[Figure contents as structured data]
====

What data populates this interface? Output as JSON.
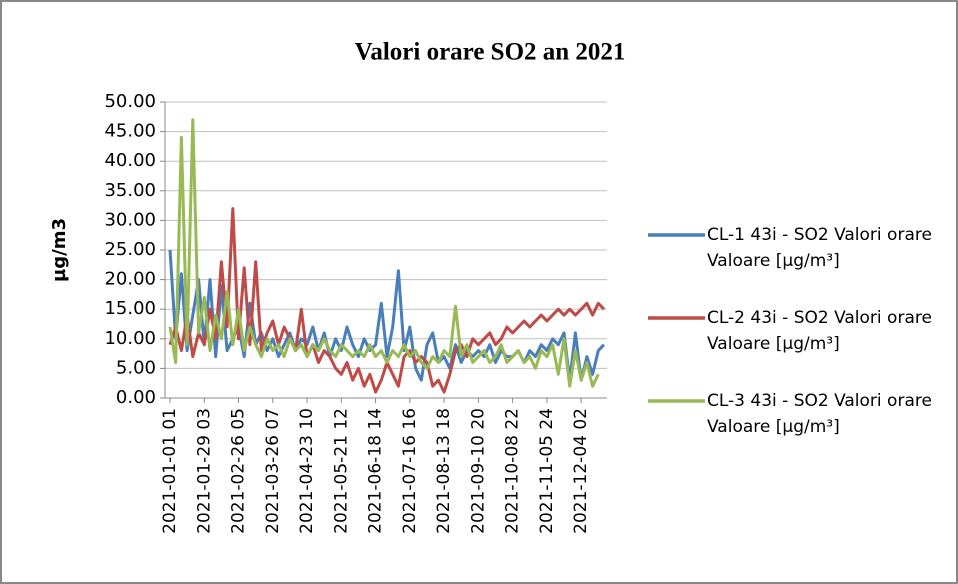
{
  "chart_data": {
    "type": "line",
    "title": "Valori orare SO2 an 2021",
    "y_label": "µg/m3",
    "categories": [
      "2021-01-01 01",
      null,
      null,
      null,
      null,
      null,
      "2021-01-29 03",
      null,
      null,
      null,
      null,
      null,
      "2021-02-26 05",
      null,
      null,
      null,
      null,
      null,
      "2021-03-26 07",
      null,
      null,
      null,
      null,
      null,
      "2021-04-23 10",
      null,
      null,
      null,
      null,
      null,
      "2021-05-21 12",
      null,
      null,
      null,
      null,
      null,
      "2021-06-18 14",
      null,
      null,
      null,
      null,
      null,
      "2021-07-16 16",
      null,
      null,
      null,
      null,
      null,
      "2021-08-13 18",
      null,
      null,
      null,
      null,
      null,
      "2021-09-10 20",
      null,
      null,
      null,
      null,
      null,
      "2021-10-08 22",
      null,
      null,
      null,
      null,
      null,
      "2021-11-05 24",
      null,
      null,
      null,
      null,
      null,
      "2021-12-04 02",
      null,
      null,
      null,
      null
    ],
    "series": [
      {
        "name": "CL-1 43i - SO2 Valori orare Valoare [µg/m³]",
        "color": "#4a7ebb",
        "values": [
          25,
          10,
          21,
          8,
          14,
          20,
          9,
          20,
          7,
          19,
          8,
          10,
          12,
          7,
          16,
          9,
          11,
          8,
          10,
          7,
          9,
          11,
          8,
          10,
          9,
          12,
          8,
          11,
          7,
          10,
          8,
          12,
          9,
          7,
          10,
          8,
          9,
          16,
          7,
          12,
          21.5,
          8,
          12,
          5,
          3,
          9,
          11,
          6,
          7,
          5,
          9,
          6,
          8,
          7,
          8,
          7,
          9,
          6,
          8,
          7,
          7,
          8,
          6,
          8,
          7,
          9,
          8,
          10,
          9,
          11,
          3,
          11,
          3,
          7,
          4,
          8,
          9
        ]
      },
      {
        "name": "CL-2 43i - SO2 Valori orare Valoare [µg/m³]",
        "color": "#be4b48",
        "values": [
          9,
          12,
          8,
          14,
          7,
          11,
          9,
          15,
          10,
          23,
          12,
          32,
          10,
          22,
          9,
          23,
          8,
          11,
          13,
          9,
          12,
          10,
          8,
          15,
          7,
          9,
          6,
          8,
          7,
          5,
          4,
          6,
          3,
          5,
          2,
          4,
          1,
          3,
          6,
          4,
          2,
          7,
          8,
          6,
          7,
          6,
          2,
          3,
          1,
          4,
          8,
          9,
          7,
          10,
          9,
          10,
          11,
          9,
          10,
          12,
          11,
          12,
          13,
          12,
          13,
          14,
          13,
          14,
          15,
          14,
          15,
          14,
          15,
          16,
          14,
          16,
          15
        ]
      },
      {
        "name": "CL-3 43i - SO2 Valori orare Valoare [µg/m³]",
        "color": "#98b954",
        "values": [
          12,
          6,
          44,
          9,
          47,
          11,
          17,
          8,
          14,
          10,
          18,
          9,
          15,
          8,
          12,
          9,
          7,
          10,
          8,
          9,
          7,
          10,
          8,
          9,
          7,
          9,
          8,
          10,
          8,
          7,
          9,
          8,
          7,
          8,
          7,
          9,
          7,
          8,
          6,
          8,
          7,
          9,
          7,
          8,
          6,
          5,
          7,
          6,
          8,
          7,
          15.5,
          7,
          9,
          6,
          7,
          8,
          6,
          7,
          9,
          6,
          7,
          8,
          6,
          7,
          5,
          8,
          7,
          9,
          4,
          10,
          2,
          8,
          3,
          6,
          2,
          4,
          null
        ]
      }
    ],
    "ylim": [
      0,
      50
    ],
    "yticks": [
      {
        "value": 0,
        "label": "0.00"
      },
      {
        "value": 5,
        "label": "5.00"
      },
      {
        "value": 10,
        "label": "10.00"
      },
      {
        "value": 15,
        "label": "15.00"
      },
      {
        "value": 20,
        "label": "20.00"
      },
      {
        "value": 25,
        "label": "25.00"
      },
      {
        "value": 30,
        "label": "30.00"
      },
      {
        "value": 35,
        "label": "35.00"
      },
      {
        "value": 40,
        "label": "40.00"
      },
      {
        "value": 45,
        "label": "45.00"
      },
      {
        "value": 50,
        "label": "50.00"
      }
    ],
    "grid": true,
    "legend": "right"
  }
}
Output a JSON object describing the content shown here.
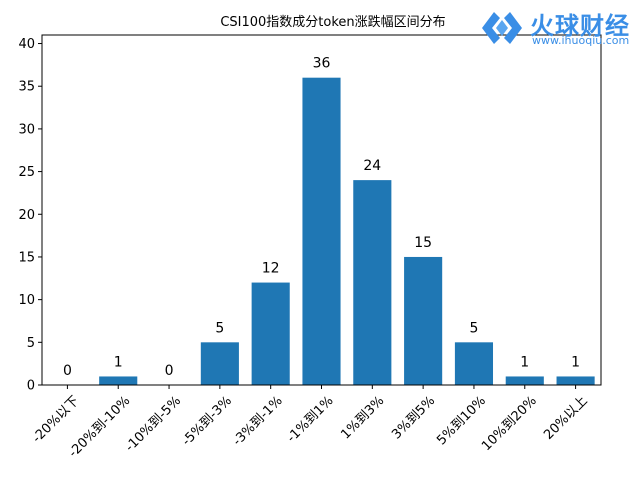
{
  "chart_data": {
    "type": "bar",
    "title": "CSI100指数成分token涨跌幅区间分布",
    "xlabel": "",
    "ylabel": "",
    "categories": [
      "-20%以下",
      "-20%到-10%",
      "-10%到-5%",
      "-5%到-3%",
      "-3%到-1%",
      "-1%到1%",
      "1%到3%",
      "3%到5%",
      "5%到10%",
      "10%到20%",
      "20%以上"
    ],
    "values": [
      0,
      1,
      0,
      5,
      12,
      36,
      24,
      15,
      5,
      1,
      1
    ],
    "data_labels": [
      "0",
      "1",
      "0",
      "5",
      "12",
      "36",
      "24",
      "15",
      "5",
      "1",
      "1"
    ],
    "ylim": [
      0,
      41
    ],
    "yticks": [
      0,
      5,
      10,
      15,
      20,
      25,
      30,
      35,
      40
    ],
    "grid": false,
    "legend": "none",
    "bar_color": "#1f77b4"
  },
  "watermark": {
    "name": "火球财经",
    "url": "www.ihuoqiu.com",
    "color": "#3a8ee6"
  }
}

====

[Instructions to follow]
Without including any pictures, print each record exactly.

[Response below]
What data populates this interface? Output as JSON.
{
  "chart_data": {
    "type": "line",
    "title": "Valori orare SO2 an 2021",
    "y_label": "µg/m3",
    "categories": [
      "2021-01-01 01",
      null,
      null,
      null,
      null,
      null,
      "2021-01-29 03",
      null,
      null,
      null,
      null,
      null,
      "2021-02-26 05",
      null,
      null,
      null,
      null,
      null,
      "2021-03-26 07",
      null,
      null,
      null,
      null,
      null,
      "2021-04-23 10",
      null,
      null,
      null,
      null,
      null,
      "2021-05-21 12",
      null,
      null,
      null,
      null,
      null,
      "2021-06-18 14",
      null,
      null,
      null,
      null,
      null,
      "2021-07-16 16",
      null,
      null,
      null,
      null,
      null,
      "2021-08-13 18",
      null,
      null,
      null,
      null,
      null,
      "2021-09-10 20",
      null,
      null,
      null,
      null,
      null,
      "2021-10-08 22",
      null,
      null,
      null,
      null,
      null,
      "2021-11-05 24",
      null,
      null,
      null,
      null,
      null,
      "2021-12-04 02",
      null,
      null,
      null,
      null
    ],
    "series": [
      {
        "name": "CL-1 43i - SO2 Valori orare Valoare [µg/m³]",
        "color": "#4a7ebb",
        "values": [
          25,
          10,
          21,
          8,
          14,
          20,
          9,
          20,
          7,
          19,
          8,
          10,
          12,
          7,
          16,
          9,
          11,
          8,
          10,
          7,
          9,
          11,
          8,
          10,
          9,
          12,
          8,
          11,
          7,
          10,
          8,
          12,
          9,
          7,
          10,
          8,
          9,
          16,
          7,
          12,
          21.5,
          8,
          12,
          5,
          3,
          9,
          11,
          6,
          7,
          5,
          9,
          6,
          8,
          7,
          8,
          7,
          9,
          6,
          8,
          7,
          7,
          8,
          6,
          8,
          7,
          9,
          8,
          10,
          9,
          11,
          3,
          11,
          3,
          7,
          4,
          8,
          9
        ]
      },
      {
        "name": "CL-2 43i - SO2 Valori orare Valoare [µg/m³]",
        "color": "#be4b48",
        "values": [
          9,
          12,
          8,
          14,
          7,
          11,
          9,
          15,
          10,
          23,
          12,
          32,
          10,
          22,
          9,
          23,
          8,
          11,
          13,
          9,
          12,
          10,
          8,
          15,
          7,
          9,
          6,
          8,
          7,
          5,
          4,
          6,
          3,
          5,
          2,
          4,
          1,
          3,
          6,
          4,
          2,
          7,
          8,
          6,
          7,
          6,
          2,
          3,
          1,
          4,
          8,
          9,
          7,
          10,
          9,
          10,
          11,
          9,
          10,
          12,
          11,
          12,
          13,
          12,
          13,
          14,
          13,
          14,
          15,
          14,
          15,
          14,
          15,
          16,
          14,
          16,
          15
        ]
      },
      {
        "name": "CL-3 43i - SO2 Valori orare Valoare [µg/m³]",
        "color": "#98b954",
        "values": [
          12,
          6,
          44,
          9,
          47,
          11,
          17,
          8,
          14,
          10,
          18,
          9,
          15,
          8,
          12,
          9,
          7,
          10,
          8,
          9,
          7,
          10,
          8,
          9,
          7,
          9,
          8,
          10,
          8,
          7,
          9,
          8,
          7,
          8,
          7,
          9,
          7,
          8,
          6,
          8,
          7,
          9,
          7,
          8,
          6,
          5,
          7,
          6,
          8,
          7,
          15.5,
          7,
          9,
          6,
          7,
          8,
          6,
          7,
          9,
          6,
          7,
          8,
          6,
          7,
          5,
          8,
          7,
          9,
          4,
          10,
          2,
          8,
          3,
          6,
          2,
          4,
          null
        ]
      }
    ],
    "ylim": [
      0,
      50
    ],
    "yticks": [
      {
        "value": 0,
        "label": "0.00"
      },
      {
        "value": 5,
        "label": "5.00"
      },
      {
        "value": 10,
        "label": "10.00"
      },
      {
        "value": 15,
        "label": "15.00"
      },
      {
        "value": 20,
        "label": "20.00"
      },
      {
        "value": 25,
        "label": "25.00"
      },
      {
        "value": 30,
        "label": "30.00"
      },
      {
        "value": 35,
        "label": "35.00"
      },
      {
        "value": 40,
        "label": "40.00"
      },
      {
        "value": 45,
        "label": "45.00"
      },
      {
        "value": 50,
        "label": "50.00"
      }
    ],
    "grid": true,
    "legend": "right"
  }
}
Output a JSON object describing the content shown here.
{
  "chart_data": {
    "type": "bar",
    "title": "CSI100指数成分token涨跌幅区间分布",
    "xlabel": "",
    "ylabel": "",
    "categories": [
      "-20%以下",
      "-20%到-10%",
      "-10%到-5%",
      "-5%到-3%",
      "-3%到-1%",
      "-1%到1%",
      "1%到3%",
      "3%到5%",
      "5%到10%",
      "10%到20%",
      "20%以上"
    ],
    "values": [
      0,
      1,
      0,
      5,
      12,
      36,
      24,
      15,
      5,
      1,
      1
    ],
    "data_labels": [
      "0",
      "1",
      "0",
      "5",
      "12",
      "36",
      "24",
      "15",
      "5",
      "1",
      "1"
    ],
    "ylim": [
      0,
      41
    ],
    "yticks": [
      0,
      5,
      10,
      15,
      20,
      25,
      30,
      35,
      40
    ],
    "grid": false,
    "legend": "none",
    "bar_color": "#1f77b4"
  },
  "watermark": {
    "name": "火球财经",
    "url": "www.ihuoqiu.com",
    "color": "#3a8ee6"
  }
}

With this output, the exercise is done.